• **SET PROBLEM**
Read the data and repeat it in full, exactly.

(Data excerpts)
+ + +

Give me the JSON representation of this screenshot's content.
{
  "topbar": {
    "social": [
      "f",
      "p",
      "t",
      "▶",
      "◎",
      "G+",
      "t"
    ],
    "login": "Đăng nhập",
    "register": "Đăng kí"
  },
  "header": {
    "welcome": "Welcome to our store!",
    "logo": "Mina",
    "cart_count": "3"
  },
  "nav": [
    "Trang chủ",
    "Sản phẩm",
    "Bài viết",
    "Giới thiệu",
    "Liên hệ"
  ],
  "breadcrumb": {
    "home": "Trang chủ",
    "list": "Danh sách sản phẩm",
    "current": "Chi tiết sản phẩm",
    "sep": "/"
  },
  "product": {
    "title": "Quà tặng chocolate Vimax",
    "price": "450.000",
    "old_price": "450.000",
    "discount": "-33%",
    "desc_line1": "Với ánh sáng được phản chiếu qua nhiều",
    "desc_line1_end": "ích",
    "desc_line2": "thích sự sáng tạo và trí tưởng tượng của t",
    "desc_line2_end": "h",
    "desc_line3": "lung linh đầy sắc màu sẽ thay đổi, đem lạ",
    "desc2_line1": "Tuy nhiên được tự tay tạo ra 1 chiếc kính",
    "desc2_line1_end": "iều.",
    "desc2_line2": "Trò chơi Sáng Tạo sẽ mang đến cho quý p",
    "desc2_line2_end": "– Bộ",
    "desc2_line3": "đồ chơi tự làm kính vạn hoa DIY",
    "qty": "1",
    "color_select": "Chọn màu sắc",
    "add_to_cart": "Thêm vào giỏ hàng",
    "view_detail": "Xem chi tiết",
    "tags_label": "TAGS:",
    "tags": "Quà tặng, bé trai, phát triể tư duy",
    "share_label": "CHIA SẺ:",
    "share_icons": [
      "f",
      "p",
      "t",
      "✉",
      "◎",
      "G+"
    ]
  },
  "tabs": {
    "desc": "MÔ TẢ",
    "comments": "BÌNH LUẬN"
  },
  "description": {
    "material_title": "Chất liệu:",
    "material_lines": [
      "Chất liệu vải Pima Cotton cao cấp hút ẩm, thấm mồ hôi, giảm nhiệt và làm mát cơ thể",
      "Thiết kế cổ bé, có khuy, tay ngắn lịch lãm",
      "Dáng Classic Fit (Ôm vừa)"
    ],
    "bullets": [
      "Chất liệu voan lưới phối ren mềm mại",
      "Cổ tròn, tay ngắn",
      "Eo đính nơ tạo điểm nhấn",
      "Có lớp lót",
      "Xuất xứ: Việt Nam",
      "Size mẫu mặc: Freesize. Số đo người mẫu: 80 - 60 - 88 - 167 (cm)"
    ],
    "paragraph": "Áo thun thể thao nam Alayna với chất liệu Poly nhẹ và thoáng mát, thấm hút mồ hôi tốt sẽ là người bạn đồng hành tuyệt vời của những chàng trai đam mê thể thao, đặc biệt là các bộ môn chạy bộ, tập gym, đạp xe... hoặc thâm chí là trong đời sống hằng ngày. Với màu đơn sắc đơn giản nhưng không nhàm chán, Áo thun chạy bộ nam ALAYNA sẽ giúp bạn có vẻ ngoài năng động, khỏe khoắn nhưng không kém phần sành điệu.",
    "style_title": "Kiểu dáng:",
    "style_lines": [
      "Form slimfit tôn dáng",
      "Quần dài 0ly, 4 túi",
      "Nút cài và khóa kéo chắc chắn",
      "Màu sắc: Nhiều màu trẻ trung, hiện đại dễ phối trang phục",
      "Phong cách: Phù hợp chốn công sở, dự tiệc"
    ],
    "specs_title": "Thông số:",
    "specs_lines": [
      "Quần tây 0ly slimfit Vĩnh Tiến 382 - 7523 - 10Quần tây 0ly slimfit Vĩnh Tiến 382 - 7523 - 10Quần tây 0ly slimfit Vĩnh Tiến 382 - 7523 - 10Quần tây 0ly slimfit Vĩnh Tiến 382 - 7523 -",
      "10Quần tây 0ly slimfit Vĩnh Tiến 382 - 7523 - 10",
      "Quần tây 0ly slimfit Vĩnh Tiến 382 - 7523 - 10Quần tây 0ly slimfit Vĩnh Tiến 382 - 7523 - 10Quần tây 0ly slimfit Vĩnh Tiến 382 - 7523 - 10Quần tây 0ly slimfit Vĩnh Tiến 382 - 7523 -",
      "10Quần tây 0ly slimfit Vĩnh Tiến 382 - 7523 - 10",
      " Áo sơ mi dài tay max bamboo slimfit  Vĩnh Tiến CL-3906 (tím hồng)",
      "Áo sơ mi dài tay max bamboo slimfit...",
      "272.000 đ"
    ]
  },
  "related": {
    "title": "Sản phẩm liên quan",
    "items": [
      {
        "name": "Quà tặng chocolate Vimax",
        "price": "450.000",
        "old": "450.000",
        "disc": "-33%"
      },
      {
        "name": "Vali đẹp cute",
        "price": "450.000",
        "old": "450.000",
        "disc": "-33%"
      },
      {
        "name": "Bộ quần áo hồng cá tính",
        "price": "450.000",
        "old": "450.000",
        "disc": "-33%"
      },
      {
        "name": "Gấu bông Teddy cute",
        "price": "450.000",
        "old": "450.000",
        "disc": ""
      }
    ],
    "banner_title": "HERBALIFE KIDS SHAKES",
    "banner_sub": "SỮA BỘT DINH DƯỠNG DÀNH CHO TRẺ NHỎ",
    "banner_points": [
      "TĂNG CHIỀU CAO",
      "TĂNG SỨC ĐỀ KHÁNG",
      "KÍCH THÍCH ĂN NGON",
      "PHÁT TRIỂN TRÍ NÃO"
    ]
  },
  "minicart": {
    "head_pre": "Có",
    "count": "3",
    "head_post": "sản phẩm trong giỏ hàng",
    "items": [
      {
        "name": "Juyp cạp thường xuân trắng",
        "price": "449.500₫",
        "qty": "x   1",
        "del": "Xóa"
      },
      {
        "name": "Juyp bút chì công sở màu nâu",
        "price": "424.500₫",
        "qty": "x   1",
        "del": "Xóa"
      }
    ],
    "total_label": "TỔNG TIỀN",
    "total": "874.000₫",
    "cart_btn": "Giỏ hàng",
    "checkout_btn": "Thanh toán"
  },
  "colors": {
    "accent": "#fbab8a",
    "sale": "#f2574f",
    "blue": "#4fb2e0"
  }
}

+ + +

• **ANSWER TO THIS PROBLEM**
Give me the JSON representation of this screenshot's content.
{
  "topbar": {
    "social": [
      "f",
      "p",
      "t",
      "▶",
      "◎",
      "G+",
      "t"
    ],
    "login": "Đăng nhập",
    "register": "Đăng kí"
  },
  "header": {
    "welcome": "Welcome to our store!",
    "logo": "Mina",
    "cart_count": "3"
  },
  "nav": [
    "Trang chủ",
    "Sản phẩm",
    "Bài viết",
    "Giới thiệu",
    "Liên hệ"
  ],
  "breadcrumb": {
    "home": "Trang chủ",
    "list": "Danh sách sản phẩm",
    "current": "Chi tiết sản phẩm",
    "sep": "/"
  },
  "product": {
    "title": "Quà tặng chocolate Vimax",
    "price": "450.000",
    "old_price": "450.000",
    "discount": "-33%",
    "desc_line1": "Với ánh sáng được phản chiếu qua nhiều",
    "desc_line1_end": "ích",
    "desc_line2": "thích sự sáng tạo và trí tưởng tượng của t",
    "desc_line2_end": "h",
    "desc_line3": "lung linh đầy sắc màu sẽ thay đổi, đem lạ",
    "desc2_line1": "Tuy nhiên được tự tay tạo ra 1 chiếc kính",
    "desc2_line1_end": "iều.",
    "desc2_line2": "Trò chơi Sáng Tạo sẽ mang đến cho quý p",
    "desc2_line2_end": "– Bộ",
    "desc2_line3": "đồ chơi tự làm kính vạn hoa DIY",
    "qty": "1",
    "color_select": "Chọn màu sắc",
    "add_to_cart": "Thêm vào giỏ hàng",
    "view_detail": "Xem chi tiết",
    "tags_label": "TAGS:",
    "tags": "Quà tặng, bé trai, phát triể tư duy",
    "share_label": "CHIA SẺ:",
    "share_icons": [
      "f",
      "p",
      "t",
      "✉",
      "◎",
      "G+"
    ]
  },
  "tabs": {
    "desc": "MÔ TẢ",
    "comments": "BÌNH LUẬN"
  },
  "description": {
    "material_title": "Chất liệu:",
    "material_lines": [
      "Chất liệu vải Pima Cotton cao cấp hút ẩm, thấm mồ hôi, giảm nhiệt và làm mát cơ thể",
      "Thiết kế cổ bé, có khuy, tay ngắn lịch lãm",
      "Dáng Classic Fit (Ôm vừa)"
    ],
    "bullets": [
      "Chất liệu voan lưới phối ren mềm mại",
      "Cổ tròn, tay ngắn",
      "Eo đính nơ tạo điểm nhấn",
      "Có lớp lót",
      "Xuất xứ: Việt Nam",
      "Size mẫu mặc: Freesize. Số đo người mẫu: 80 - 60 - 88 - 167 (cm)"
    ],
    "paragraph": "Áo thun thể thao nam Alayna với chất liệu Poly nhẹ và thoáng mát, thấm hút mồ hôi tốt sẽ là người bạn đồng hành tuyệt vời của những chàng trai đam mê thể thao, đặc biệt là các bộ môn chạy bộ, tập gym, đạp xe... hoặc thâm chí là trong đời sống hằng ngày. Với màu đơn sắc đơn giản nhưng không nhàm chán, Áo thun chạy bộ nam ALAYNA sẽ giúp bạn có vẻ ngoài năng động, khỏe khoắn nhưng không kém phần sành điệu.",
    "style_title": "Kiểu dáng:",
    "style_lines": [
      "Form slimfit tôn dáng",
      "Quần dài 0ly, 4 túi",
      "Nút cài và khóa kéo chắc chắn",
      "Màu sắc: Nhiều màu trẻ trung, hiện đại dễ phối trang phục",
      "Phong cách: Phù hợp chốn công sở, dự tiệc"
    ],
    "specs_title": "Thông số:",
    "specs_lines": [
      "Quần tây 0ly slimfit Vĩnh Tiến 382 - 7523 - 10Quần tây 0ly slimfit Vĩnh Tiến 382 - 7523 - 10Quần tây 0ly slimfit Vĩnh Tiến 382 - 7523 - 10Quần tây 0ly slimfit Vĩnh Tiến 382 - 7523 -",
      "10Quần tây 0ly slimfit Vĩnh Tiến 382 - 7523 - 10",
      "Quần tây 0ly slimfit Vĩnh Tiến 382 - 7523 - 10Quần tây 0ly slimfit Vĩnh Tiến 382 - 7523 - 10Quần tây 0ly slimfit Vĩnh Tiến 382 - 7523 - 10Quần tây 0ly slimfit Vĩnh Tiến 382 - 7523 -",
      "10Quần tây 0ly slimfit Vĩnh Tiến 382 - 7523 - 10",
      " Áo sơ mi dài tay max bamboo slimfit  Vĩnh Tiến CL-3906 (tím hồng)",
      "Áo sơ mi dài tay max bamboo slimfit...",
      "272.000 đ"
    ]
  },
  "related": {
    "title": "Sản phẩm liên quan",
    "items": [
      {
        "name": "Quà tặng chocolate Vimax",
        "price": "450.000",
        "old": "450.000",
        "disc": "-33%"
      },
      {
        "name": "Vali đẹp cute",
        "price": "450.000",
        "old": "450.000",
        "disc": "-33%"
      },
      {
        "name": "Bộ quần áo hồng cá tính",
        "price": "450.000",
        "old": "450.000",
        "disc": "-33%"
      },
      {
        "name": "Gấu bông Teddy cute",
        "price": "450.000",
        "old": "450.000",
        "disc": ""
      }
    ],
    "banner_title": "HERBALIFE KIDS SHAKES",
    "banner_sub": "SỮA BỘT DINH DƯỠNG DÀNH CHO TRẺ NHỎ",
    "banner_points": [
      "TĂNG CHIỀU CAO",
      "TĂNG SỨC ĐỀ KHÁNG",
      "KÍCH THÍCH ĂN NGON",
      "PHÁT TRIỂN TRÍ NÃO"
    ]
  },
  "minicart": {
    "head_pre": "Có",
    "count": "3",
    "head_post": "sản phẩm trong giỏ hàng",
    "items": [
      {
        "name": "Juyp cạp thường xuân trắng",
        "price": "449.500₫",
        "qty": "x   1",
        "del": "Xóa"
      },
      {
        "name": "Juyp bút chì công sở màu nâu",
        "price": "424.500₫",
        "qty": "x   1",
        "del": "Xóa"
      }
    ],
    "total_label": "TỔNG TIỀN",
    "total": "874.000₫",
    "cart_btn": "Giỏ hàng",
    "checkout_btn": "Thanh toán"
  },
  "colors": {
    "accent": "#fbab8a",
    "sale": "#f2574f",
    "blue": "#4fb2e0"
  }
}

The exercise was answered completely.